• [What you have to do]:
Retype all of the listing exactly, passing over any picture you find.
== Data shown ==
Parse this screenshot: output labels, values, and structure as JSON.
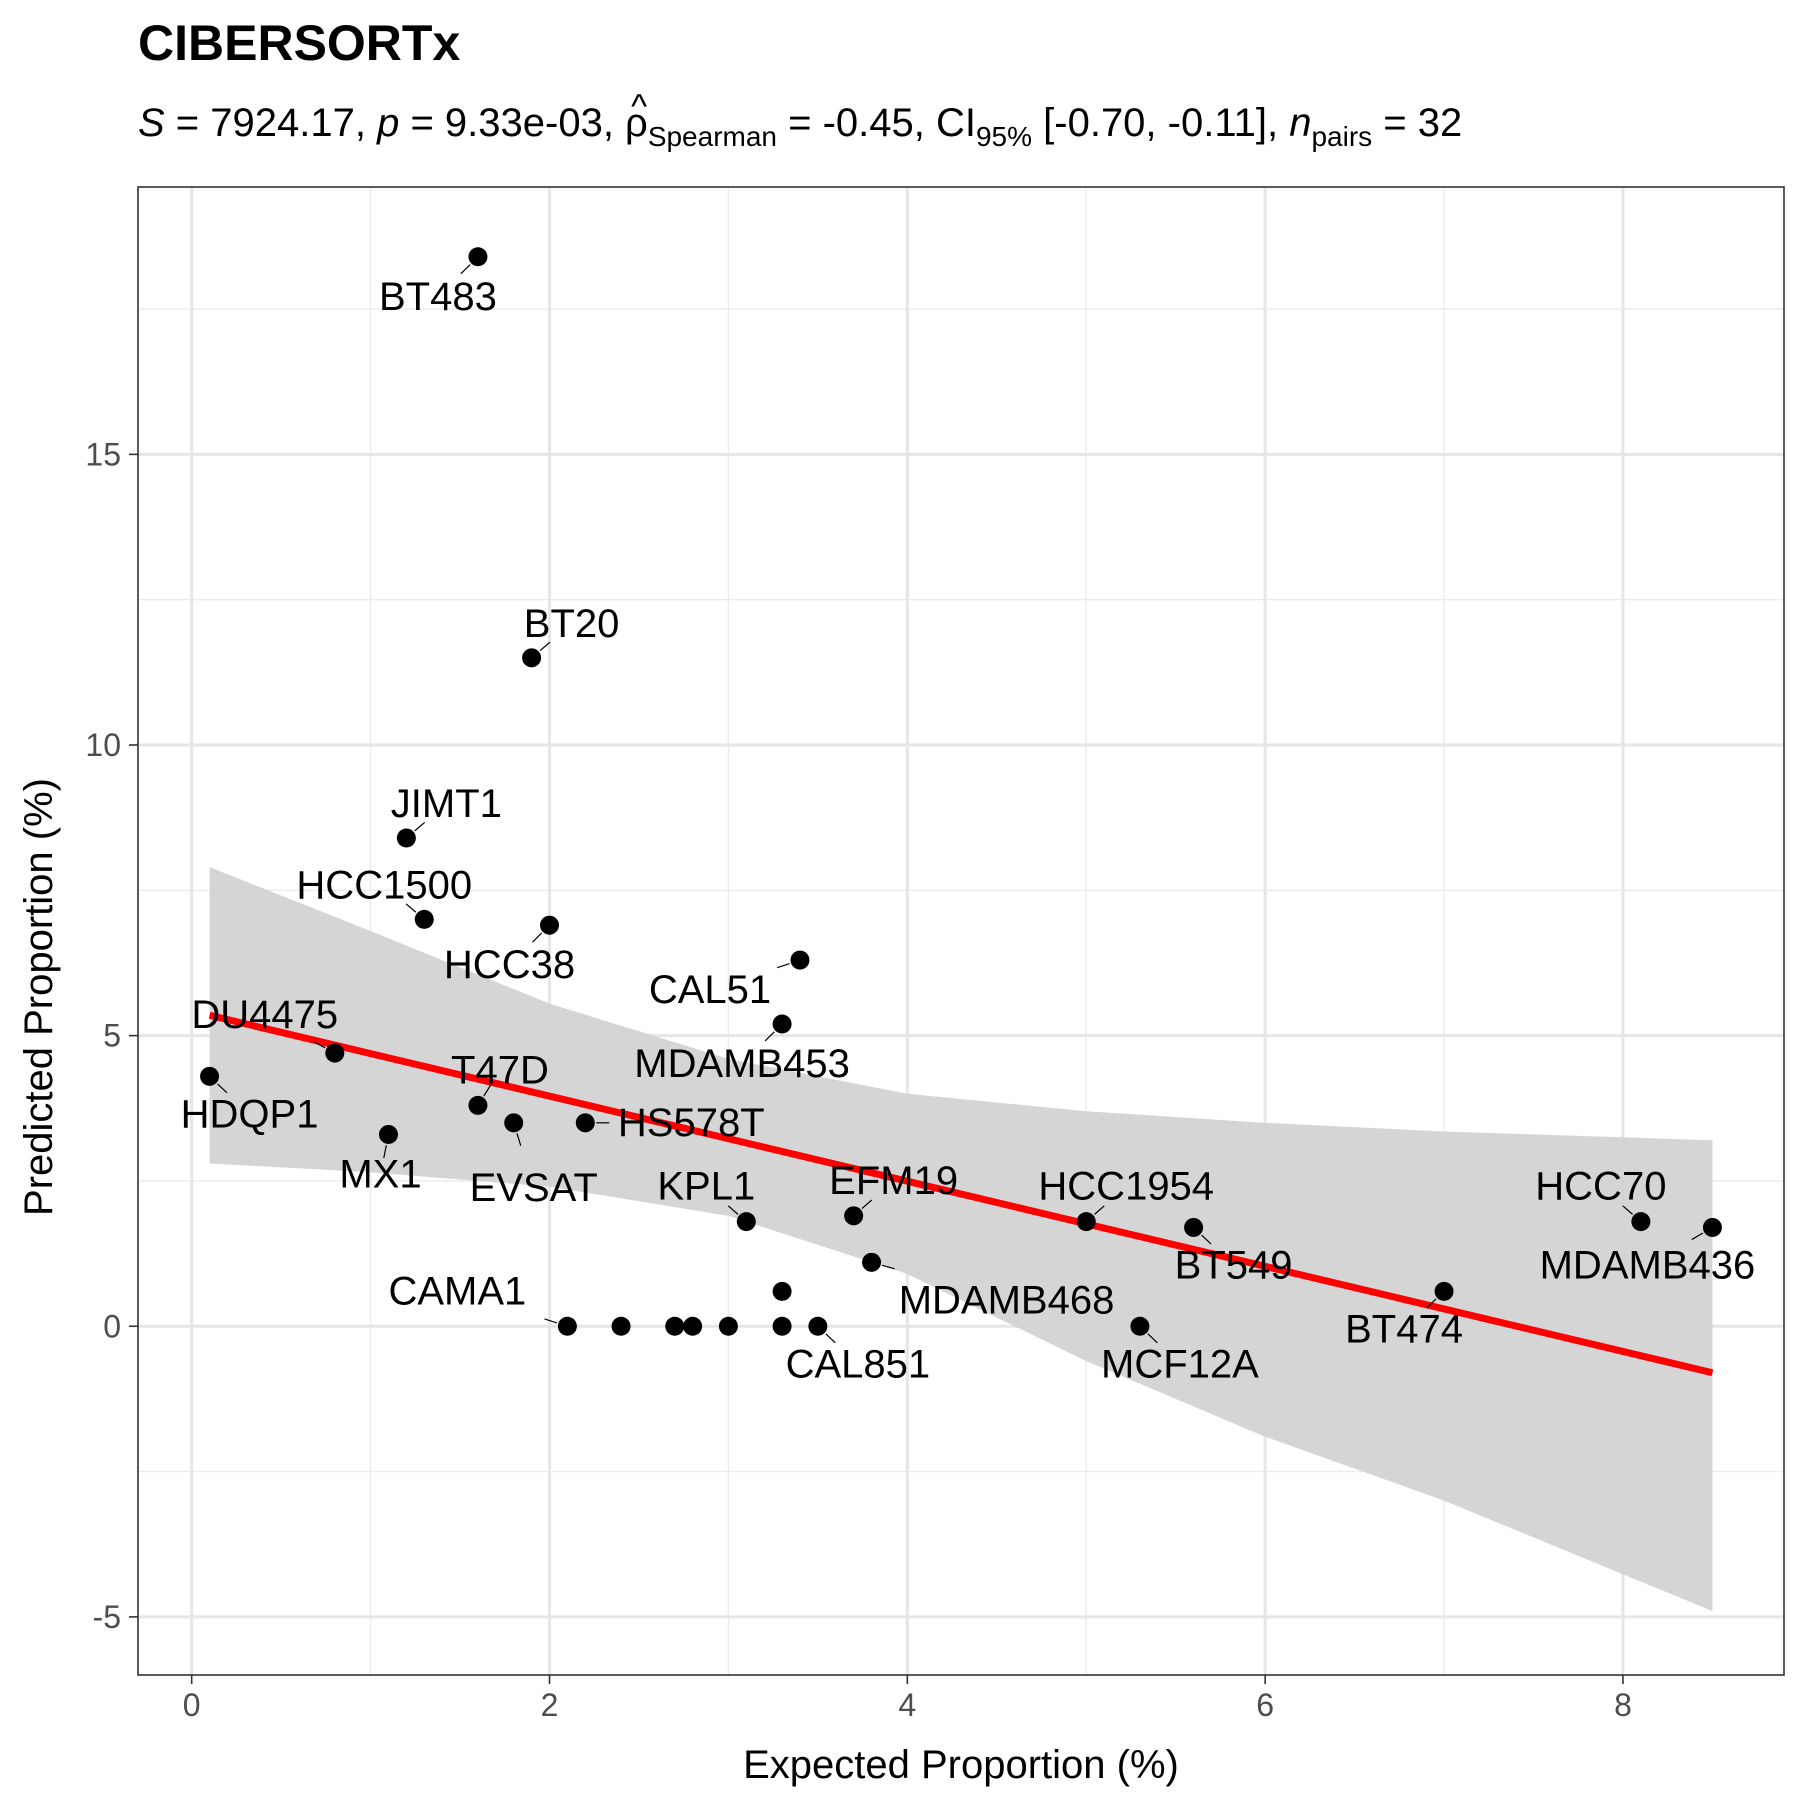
{
  "chart_data": {
    "type": "scatter",
    "title": "CIBERSORTx",
    "subtitle": {
      "s_sym": "S",
      "s_val": " = 7924.17, ",
      "p_sym": "p",
      "p_val": " = 9.33e-03, ",
      "rho_sym": "ρ",
      "rho_hat": "^",
      "rho_sub": "Spearman",
      "rho_val": " = -0.45, ",
      "ci_sym": "CI",
      "ci_sub": "95%",
      "ci_val": " [-0.70, -0.11], ",
      "n_sym": "n",
      "n_sub": "pairs",
      "n_val": " = 32"
    },
    "xlabel": "Expected Proportion (%)",
    "ylabel": "Predicted Proportion (%)",
    "xlim": [
      -0.3,
      8.9
    ],
    "ylim": [
      -6.0,
      19.6
    ],
    "x_ticks": [
      0,
      2,
      4,
      6,
      8
    ],
    "x_tick_labels": [
      "0",
      "2",
      "4",
      "6",
      "8"
    ],
    "y_ticks": [
      -5,
      0,
      5,
      10,
      15
    ],
    "y_tick_labels": [
      "-5",
      "0",
      "5",
      "10",
      "15"
    ],
    "grid": true,
    "points": [
      {
        "label": "BT483",
        "x": 1.6,
        "y": 18.4
      },
      {
        "label": "BT20",
        "x": 1.9,
        "y": 11.5
      },
      {
        "label": "JIMT1",
        "x": 1.2,
        "y": 8.4
      },
      {
        "label": "HCC1500",
        "x": 1.3,
        "y": 7.0
      },
      {
        "label": "HCC38",
        "x": 2.0,
        "y": 6.9
      },
      {
        "label": "CAL51",
        "x": 3.4,
        "y": 6.3
      },
      {
        "label": "MDAMB453",
        "x": 3.3,
        "y": 5.2
      },
      {
        "label": "DU4475",
        "x": 0.8,
        "y": 4.7
      },
      {
        "label": "HDQP1",
        "x": 0.1,
        "y": 4.3
      },
      {
        "label": "T47D",
        "x": 1.6,
        "y": 3.8
      },
      {
        "label": "EVSAT",
        "x": 1.8,
        "y": 3.5
      },
      {
        "label": "HS578T",
        "x": 2.2,
        "y": 3.5
      },
      {
        "label": "MX1",
        "x": 1.1,
        "y": 3.3
      },
      {
        "label": "KPL1",
        "x": 3.1,
        "y": 1.8
      },
      {
        "label": "EFM19",
        "x": 3.7,
        "y": 1.9
      },
      {
        "label": "HCC1954",
        "x": 5.0,
        "y": 1.8
      },
      {
        "label": "BT549",
        "x": 5.6,
        "y": 1.7
      },
      {
        "label": "HCC70",
        "x": 8.1,
        "y": 1.8
      },
      {
        "label": "MDAMB436",
        "x": 8.5,
        "y": 1.7
      },
      {
        "label": "MDAMB468",
        "x": 3.8,
        "y": 1.1
      },
      {
        "label": "",
        "x": 3.3,
        "y": 0.6
      },
      {
        "label": "BT474",
        "x": 7.0,
        "y": 0.6
      },
      {
        "label": "CAMA1",
        "x": 2.1,
        "y": 0.0
      },
      {
        "label": "",
        "x": 2.4,
        "y": 0.0
      },
      {
        "label": "",
        "x": 2.7,
        "y": 0.0
      },
      {
        "label": "",
        "x": 2.8,
        "y": 0.0
      },
      {
        "label": "",
        "x": 3.0,
        "y": 0.0
      },
      {
        "label": "",
        "x": 3.3,
        "y": 0.0
      },
      {
        "label": "CAL851",
        "x": 3.5,
        "y": 0.0
      },
      {
        "label": "MCF12A",
        "x": 5.3,
        "y": 0.0
      }
    ],
    "fit_line": {
      "color": "#ff0000",
      "x": [
        0.1,
        8.5
      ],
      "y": [
        5.35,
        -0.8
      ]
    },
    "confidence_band": {
      "color": "#d3d3d3",
      "x": [
        0.1,
        1.0,
        2.0,
        3.0,
        4.0,
        5.0,
        6.0,
        7.0,
        8.5
      ],
      "lower": [
        2.8,
        2.65,
        2.4,
        1.9,
        0.9,
        -0.6,
        -1.9,
        -3.0,
        -4.9
      ],
      "upper": [
        7.9,
        6.8,
        5.55,
        4.6,
        4.0,
        3.7,
        3.5,
        3.35,
        3.2
      ]
    }
  }
}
===
• [Completed exercise]:
Parse this screenshot: output labels, values, and structure as JSON.
{
  "chart_data": {
    "type": "scatter",
    "title": "CIBERSORTx",
    "subtitle": {
      "s_sym": "S",
      "s_val": " = 7924.17, ",
      "p_sym": "p",
      "p_val": " = 9.33e-03, ",
      "rho_sym": "ρ",
      "rho_hat": "^",
      "rho_sub": "Spearman",
      "rho_val": " = -0.45, ",
      "ci_sym": "CI",
      "ci_sub": "95%",
      "ci_val": " [-0.70, -0.11], ",
      "n_sym": "n",
      "n_sub": "pairs",
      "n_val": " = 32"
    },
    "xlabel": "Expected Proportion (%)",
    "ylabel": "Predicted Proportion (%)",
    "xlim": [
      -0.3,
      8.9
    ],
    "ylim": [
      -6.0,
      19.6
    ],
    "x_ticks": [
      0,
      2,
      4,
      6,
      8
    ],
    "x_tick_labels": [
      "0",
      "2",
      "4",
      "6",
      "8"
    ],
    "y_ticks": [
      -5,
      0,
      5,
      10,
      15
    ],
    "y_tick_labels": [
      "-5",
      "0",
      "5",
      "10",
      "15"
    ],
    "grid": true,
    "points": [
      {
        "label": "BT483",
        "x": 1.6,
        "y": 18.4
      },
      {
        "label": "BT20",
        "x": 1.9,
        "y": 11.5
      },
      {
        "label": "JIMT1",
        "x": 1.2,
        "y": 8.4
      },
      {
        "label": "HCC1500",
        "x": 1.3,
        "y": 7.0
      },
      {
        "label": "HCC38",
        "x": 2.0,
        "y": 6.9
      },
      {
        "label": "CAL51",
        "x": 3.4,
        "y": 6.3
      },
      {
        "label": "MDAMB453",
        "x": 3.3,
        "y": 5.2
      },
      {
        "label": "DU4475",
        "x": 0.8,
        "y": 4.7
      },
      {
        "label": "HDQP1",
        "x": 0.1,
        "y": 4.3
      },
      {
        "label": "T47D",
        "x": 1.6,
        "y": 3.8
      },
      {
        "label": "EVSAT",
        "x": 1.8,
        "y": 3.5
      },
      {
        "label": "HS578T",
        "x": 2.2,
        "y": 3.5
      },
      {
        "label": "MX1",
        "x": 1.1,
        "y": 3.3
      },
      {
        "label": "KPL1",
        "x": 3.1,
        "y": 1.8
      },
      {
        "label": "EFM19",
        "x": 3.7,
        "y": 1.9
      },
      {
        "label": "HCC1954",
        "x": 5.0,
        "y": 1.8
      },
      {
        "label": "BT549",
        "x": 5.6,
        "y": 1.7
      },
      {
        "label": "HCC70",
        "x": 8.1,
        "y": 1.8
      },
      {
        "label": "MDAMB436",
        "x": 8.5,
        "y": 1.7
      },
      {
        "label": "MDAMB468",
        "x": 3.8,
        "y": 1.1
      },
      {
        "label": "",
        "x": 3.3,
        "y": 0.6
      },
      {
        "label": "BT474",
        "x": 7.0,
        "y": 0.6
      },
      {
        "label": "CAMA1",
        "x": 2.1,
        "y": 0.0
      },
      {
        "label": "",
        "x": 2.4,
        "y": 0.0
      },
      {
        "label": "",
        "x": 2.7,
        "y": 0.0
      },
      {
        "label": "",
        "x": 2.8,
        "y": 0.0
      },
      {
        "label": "",
        "x": 3.0,
        "y": 0.0
      },
      {
        "label": "",
        "x": 3.3,
        "y": 0.0
      },
      {
        "label": "CAL851",
        "x": 3.5,
        "y": 0.0
      },
      {
        "label": "MCF12A",
        "x": 5.3,
        "y": 0.0
      }
    ],
    "fit_line": {
      "color": "#ff0000",
      "x": [
        0.1,
        8.5
      ],
      "y": [
        5.35,
        -0.8
      ]
    },
    "confidence_band": {
      "color": "#d3d3d3",
      "x": [
        0.1,
        1.0,
        2.0,
        3.0,
        4.0,
        5.0,
        6.0,
        7.0,
        8.5
      ],
      "lower": [
        2.8,
        2.65,
        2.4,
        1.9,
        0.9,
        -0.6,
        -1.9,
        -3.0,
        -4.9
      ],
      "upper": [
        7.9,
        6.8,
        5.55,
        4.6,
        4.0,
        3.7,
        3.5,
        3.35,
        3.2
      ]
    }
  }
}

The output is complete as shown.